* **EXERCISE REQUIREMENTS**
Scan the following material for the string "заполнения" and copy each line in which it appears.

━━━━━━

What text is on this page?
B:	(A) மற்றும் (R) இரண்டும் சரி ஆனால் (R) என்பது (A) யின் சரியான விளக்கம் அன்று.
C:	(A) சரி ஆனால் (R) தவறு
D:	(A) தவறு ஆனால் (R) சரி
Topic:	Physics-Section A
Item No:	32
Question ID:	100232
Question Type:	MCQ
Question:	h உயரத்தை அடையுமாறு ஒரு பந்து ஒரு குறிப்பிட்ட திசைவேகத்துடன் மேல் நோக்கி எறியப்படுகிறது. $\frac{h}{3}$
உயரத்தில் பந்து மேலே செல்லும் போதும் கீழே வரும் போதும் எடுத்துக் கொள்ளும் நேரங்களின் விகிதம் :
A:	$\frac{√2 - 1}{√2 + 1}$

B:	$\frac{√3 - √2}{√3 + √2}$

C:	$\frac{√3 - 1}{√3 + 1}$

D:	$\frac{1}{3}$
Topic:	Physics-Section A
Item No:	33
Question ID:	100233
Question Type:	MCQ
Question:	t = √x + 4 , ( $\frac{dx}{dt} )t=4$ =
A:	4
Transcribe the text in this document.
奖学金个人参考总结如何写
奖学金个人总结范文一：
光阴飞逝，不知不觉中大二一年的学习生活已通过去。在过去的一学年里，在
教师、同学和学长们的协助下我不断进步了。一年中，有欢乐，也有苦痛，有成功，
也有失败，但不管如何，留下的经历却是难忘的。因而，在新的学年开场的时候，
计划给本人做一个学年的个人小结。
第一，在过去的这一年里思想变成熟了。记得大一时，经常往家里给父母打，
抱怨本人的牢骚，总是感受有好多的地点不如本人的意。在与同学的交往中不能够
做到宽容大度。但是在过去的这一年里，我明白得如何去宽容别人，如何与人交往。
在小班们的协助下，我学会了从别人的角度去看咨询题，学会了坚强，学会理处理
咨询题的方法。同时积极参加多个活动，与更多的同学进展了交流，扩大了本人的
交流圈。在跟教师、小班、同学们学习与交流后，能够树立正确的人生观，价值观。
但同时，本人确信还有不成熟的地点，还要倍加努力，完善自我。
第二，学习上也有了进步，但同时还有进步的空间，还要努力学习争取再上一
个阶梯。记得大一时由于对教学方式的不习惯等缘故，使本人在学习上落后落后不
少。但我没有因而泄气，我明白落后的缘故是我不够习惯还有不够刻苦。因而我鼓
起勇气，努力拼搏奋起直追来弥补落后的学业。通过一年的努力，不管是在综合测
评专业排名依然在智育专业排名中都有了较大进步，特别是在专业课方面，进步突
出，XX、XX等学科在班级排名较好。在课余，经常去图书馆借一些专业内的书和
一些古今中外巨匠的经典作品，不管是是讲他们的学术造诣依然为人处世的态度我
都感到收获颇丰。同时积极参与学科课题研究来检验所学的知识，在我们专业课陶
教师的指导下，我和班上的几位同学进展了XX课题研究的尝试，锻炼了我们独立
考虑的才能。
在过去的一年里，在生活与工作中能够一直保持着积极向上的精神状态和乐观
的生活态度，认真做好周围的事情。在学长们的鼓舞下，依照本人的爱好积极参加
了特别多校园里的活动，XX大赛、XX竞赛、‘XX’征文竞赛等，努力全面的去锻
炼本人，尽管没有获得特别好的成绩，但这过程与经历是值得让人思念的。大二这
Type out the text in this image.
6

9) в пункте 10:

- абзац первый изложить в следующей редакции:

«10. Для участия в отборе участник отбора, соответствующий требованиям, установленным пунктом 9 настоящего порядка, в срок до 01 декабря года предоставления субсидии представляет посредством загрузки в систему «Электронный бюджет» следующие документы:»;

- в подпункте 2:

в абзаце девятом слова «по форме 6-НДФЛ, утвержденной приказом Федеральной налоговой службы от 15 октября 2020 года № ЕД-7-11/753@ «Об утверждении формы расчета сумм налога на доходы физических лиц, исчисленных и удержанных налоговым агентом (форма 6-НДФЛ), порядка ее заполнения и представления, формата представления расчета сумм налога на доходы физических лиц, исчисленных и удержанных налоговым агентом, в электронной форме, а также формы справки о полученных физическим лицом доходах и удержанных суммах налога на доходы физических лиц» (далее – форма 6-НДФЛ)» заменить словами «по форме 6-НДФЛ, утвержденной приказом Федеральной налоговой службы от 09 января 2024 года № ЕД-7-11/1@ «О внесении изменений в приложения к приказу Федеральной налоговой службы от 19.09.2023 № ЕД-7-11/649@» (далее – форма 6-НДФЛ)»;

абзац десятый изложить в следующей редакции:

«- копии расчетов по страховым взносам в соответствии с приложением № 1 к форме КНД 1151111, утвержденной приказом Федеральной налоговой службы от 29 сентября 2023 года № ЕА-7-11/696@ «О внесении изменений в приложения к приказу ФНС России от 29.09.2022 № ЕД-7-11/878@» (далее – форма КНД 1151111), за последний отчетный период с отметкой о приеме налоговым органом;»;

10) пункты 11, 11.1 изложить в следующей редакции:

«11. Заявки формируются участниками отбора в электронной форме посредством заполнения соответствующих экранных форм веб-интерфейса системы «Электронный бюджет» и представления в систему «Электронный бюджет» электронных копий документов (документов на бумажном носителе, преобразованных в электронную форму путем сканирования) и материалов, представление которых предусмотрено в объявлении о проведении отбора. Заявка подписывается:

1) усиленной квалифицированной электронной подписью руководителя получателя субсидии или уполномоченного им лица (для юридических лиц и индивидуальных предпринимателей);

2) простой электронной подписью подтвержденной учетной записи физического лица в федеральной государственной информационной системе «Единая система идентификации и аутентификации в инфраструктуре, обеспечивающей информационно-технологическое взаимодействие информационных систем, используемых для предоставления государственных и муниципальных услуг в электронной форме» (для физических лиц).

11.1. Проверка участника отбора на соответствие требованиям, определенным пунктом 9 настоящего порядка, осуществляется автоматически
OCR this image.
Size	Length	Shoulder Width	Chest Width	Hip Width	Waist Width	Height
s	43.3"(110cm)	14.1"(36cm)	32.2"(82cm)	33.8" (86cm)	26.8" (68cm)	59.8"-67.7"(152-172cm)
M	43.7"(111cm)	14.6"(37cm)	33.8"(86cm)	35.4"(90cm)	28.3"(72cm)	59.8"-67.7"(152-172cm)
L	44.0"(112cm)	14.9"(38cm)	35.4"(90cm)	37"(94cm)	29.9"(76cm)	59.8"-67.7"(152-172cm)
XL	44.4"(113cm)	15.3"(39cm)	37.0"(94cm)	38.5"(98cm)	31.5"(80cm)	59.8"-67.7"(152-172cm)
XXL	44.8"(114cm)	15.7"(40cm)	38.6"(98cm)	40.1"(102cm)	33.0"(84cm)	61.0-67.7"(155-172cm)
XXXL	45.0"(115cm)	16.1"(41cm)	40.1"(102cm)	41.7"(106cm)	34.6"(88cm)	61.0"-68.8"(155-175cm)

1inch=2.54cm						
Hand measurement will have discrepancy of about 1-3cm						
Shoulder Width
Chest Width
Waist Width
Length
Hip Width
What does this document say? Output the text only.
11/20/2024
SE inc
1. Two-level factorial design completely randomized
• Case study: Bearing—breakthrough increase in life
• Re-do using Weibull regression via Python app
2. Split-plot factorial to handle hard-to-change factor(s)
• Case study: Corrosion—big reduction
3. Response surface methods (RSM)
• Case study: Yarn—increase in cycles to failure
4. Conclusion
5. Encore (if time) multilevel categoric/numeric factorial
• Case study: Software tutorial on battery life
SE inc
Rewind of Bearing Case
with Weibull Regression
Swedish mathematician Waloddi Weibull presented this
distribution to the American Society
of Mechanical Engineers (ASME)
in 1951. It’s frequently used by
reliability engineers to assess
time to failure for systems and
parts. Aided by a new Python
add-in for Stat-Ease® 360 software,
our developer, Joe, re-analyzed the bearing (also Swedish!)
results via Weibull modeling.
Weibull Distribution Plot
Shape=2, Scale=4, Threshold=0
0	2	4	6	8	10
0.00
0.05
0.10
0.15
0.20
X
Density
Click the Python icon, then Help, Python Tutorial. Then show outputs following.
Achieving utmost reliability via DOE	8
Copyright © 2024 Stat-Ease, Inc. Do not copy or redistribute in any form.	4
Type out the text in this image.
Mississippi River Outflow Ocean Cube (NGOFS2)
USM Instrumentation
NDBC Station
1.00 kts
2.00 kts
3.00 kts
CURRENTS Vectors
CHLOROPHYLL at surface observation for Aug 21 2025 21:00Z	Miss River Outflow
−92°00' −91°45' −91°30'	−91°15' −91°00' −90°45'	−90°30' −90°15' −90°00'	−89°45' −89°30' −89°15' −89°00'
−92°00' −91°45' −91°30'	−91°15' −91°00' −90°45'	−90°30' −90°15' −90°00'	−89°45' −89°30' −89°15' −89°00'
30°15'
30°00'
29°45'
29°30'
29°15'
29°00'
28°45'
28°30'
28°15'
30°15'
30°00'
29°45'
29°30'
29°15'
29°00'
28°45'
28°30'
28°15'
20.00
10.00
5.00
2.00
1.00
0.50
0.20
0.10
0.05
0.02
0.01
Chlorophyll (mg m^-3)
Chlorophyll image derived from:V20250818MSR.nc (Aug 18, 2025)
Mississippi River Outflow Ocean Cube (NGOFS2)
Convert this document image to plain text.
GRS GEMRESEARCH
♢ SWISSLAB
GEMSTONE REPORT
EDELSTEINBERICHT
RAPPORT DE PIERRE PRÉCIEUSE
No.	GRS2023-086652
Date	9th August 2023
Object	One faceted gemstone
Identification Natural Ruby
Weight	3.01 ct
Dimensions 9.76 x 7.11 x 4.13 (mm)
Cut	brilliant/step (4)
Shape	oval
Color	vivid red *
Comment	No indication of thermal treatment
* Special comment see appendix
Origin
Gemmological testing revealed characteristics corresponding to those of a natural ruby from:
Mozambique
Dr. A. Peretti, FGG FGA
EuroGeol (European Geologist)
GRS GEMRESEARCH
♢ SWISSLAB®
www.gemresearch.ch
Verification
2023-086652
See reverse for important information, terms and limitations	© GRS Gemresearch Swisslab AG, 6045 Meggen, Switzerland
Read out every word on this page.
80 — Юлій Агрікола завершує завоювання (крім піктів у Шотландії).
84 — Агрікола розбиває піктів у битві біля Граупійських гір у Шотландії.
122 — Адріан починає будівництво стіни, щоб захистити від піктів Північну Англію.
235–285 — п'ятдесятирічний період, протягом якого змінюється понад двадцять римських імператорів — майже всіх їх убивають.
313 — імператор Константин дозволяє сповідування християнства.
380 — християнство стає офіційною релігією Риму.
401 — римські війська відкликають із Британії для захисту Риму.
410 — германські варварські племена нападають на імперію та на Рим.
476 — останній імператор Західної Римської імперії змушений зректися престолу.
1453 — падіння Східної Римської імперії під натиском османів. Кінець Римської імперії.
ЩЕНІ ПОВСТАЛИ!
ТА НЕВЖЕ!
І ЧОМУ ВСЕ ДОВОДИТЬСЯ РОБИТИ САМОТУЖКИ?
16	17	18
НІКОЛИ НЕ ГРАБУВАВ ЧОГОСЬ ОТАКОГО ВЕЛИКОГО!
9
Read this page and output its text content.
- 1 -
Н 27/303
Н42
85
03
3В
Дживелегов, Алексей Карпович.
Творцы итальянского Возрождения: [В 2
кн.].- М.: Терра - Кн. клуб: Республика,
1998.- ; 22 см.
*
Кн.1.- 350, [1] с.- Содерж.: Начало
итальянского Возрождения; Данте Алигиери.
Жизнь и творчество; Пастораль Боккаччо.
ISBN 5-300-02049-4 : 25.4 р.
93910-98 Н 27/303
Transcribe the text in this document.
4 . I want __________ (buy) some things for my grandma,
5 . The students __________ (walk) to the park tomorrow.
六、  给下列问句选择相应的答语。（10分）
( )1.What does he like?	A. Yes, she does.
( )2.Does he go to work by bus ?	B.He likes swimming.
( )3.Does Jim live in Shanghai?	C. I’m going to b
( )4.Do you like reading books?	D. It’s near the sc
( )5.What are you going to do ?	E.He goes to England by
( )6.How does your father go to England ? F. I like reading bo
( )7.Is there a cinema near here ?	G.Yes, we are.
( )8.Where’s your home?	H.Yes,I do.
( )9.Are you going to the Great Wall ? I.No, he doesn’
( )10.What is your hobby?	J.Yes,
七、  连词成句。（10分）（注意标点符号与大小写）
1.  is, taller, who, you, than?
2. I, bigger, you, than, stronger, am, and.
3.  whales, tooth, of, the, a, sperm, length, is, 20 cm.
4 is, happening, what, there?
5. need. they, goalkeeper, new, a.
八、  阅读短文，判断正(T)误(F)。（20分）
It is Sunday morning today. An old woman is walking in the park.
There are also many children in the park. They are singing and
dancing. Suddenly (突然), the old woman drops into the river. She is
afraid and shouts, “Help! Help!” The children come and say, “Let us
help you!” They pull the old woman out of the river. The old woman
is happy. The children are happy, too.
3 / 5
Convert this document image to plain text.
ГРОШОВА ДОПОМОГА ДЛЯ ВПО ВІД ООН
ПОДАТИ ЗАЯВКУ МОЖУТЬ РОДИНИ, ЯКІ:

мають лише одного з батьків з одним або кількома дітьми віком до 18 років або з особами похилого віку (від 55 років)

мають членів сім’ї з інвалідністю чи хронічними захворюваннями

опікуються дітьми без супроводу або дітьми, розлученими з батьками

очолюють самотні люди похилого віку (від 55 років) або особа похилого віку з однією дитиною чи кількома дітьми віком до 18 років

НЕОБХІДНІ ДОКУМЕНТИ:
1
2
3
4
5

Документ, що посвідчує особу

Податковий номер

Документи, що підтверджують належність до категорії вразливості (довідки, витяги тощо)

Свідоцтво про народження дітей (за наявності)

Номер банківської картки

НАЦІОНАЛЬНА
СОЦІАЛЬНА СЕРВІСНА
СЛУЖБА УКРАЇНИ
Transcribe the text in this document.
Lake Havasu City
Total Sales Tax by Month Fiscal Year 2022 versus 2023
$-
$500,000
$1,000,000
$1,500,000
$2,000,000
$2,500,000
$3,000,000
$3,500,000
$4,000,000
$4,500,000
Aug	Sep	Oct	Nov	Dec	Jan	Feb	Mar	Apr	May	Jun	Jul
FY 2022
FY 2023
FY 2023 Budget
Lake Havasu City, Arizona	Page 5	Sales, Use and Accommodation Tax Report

━━━━━━

* **FINISHED EXERCISE**
в абзаце девятом слова «по форме 6-НДФЛ, утвержденной приказом Федеральной налоговой службы от 15 октября 2020 года № ЕД-7-11/753@ «Об утверждении формы расчета сумм налога на доходы физических лиц, исчисленных и удержанных налоговым агентом (форма 6-НДФЛ), порядка ее заполнения и представления, формата представления расчета сумм налога на доходы физических лиц, исчисленных и удержанных налоговым агентом, в электронной форме, а также формы справки о полученных физическим лицом доходах и удержанных суммах налога на доходы физических лиц» (далее – форма 6-НДФЛ)» заменить словами «по форме 6-НДФЛ, утвержденной приказом Федеральной налоговой службы от 09 января 2024 года № ЕД-7-11/1@ «О внесении изменений в приложения к приказу Федеральной налоговой службы от 19.09.2023 № ЕД-7-11/649@» (далее – форма 6-НДФЛ)»;
«11. Заявки формируются участниками отбора в электронной форме посредством заполнения соответствующих экранных форм веб-интерфейса системы «Электронный бюджет» и представления в систему «Электронный бюджет» электронных копий документов (документов на бумажном носителе, преобразованных в электронную форму путем сканирования) и материалов, представление которых предусмотрено в объявлении о проведении отбора. Заявка подписывается:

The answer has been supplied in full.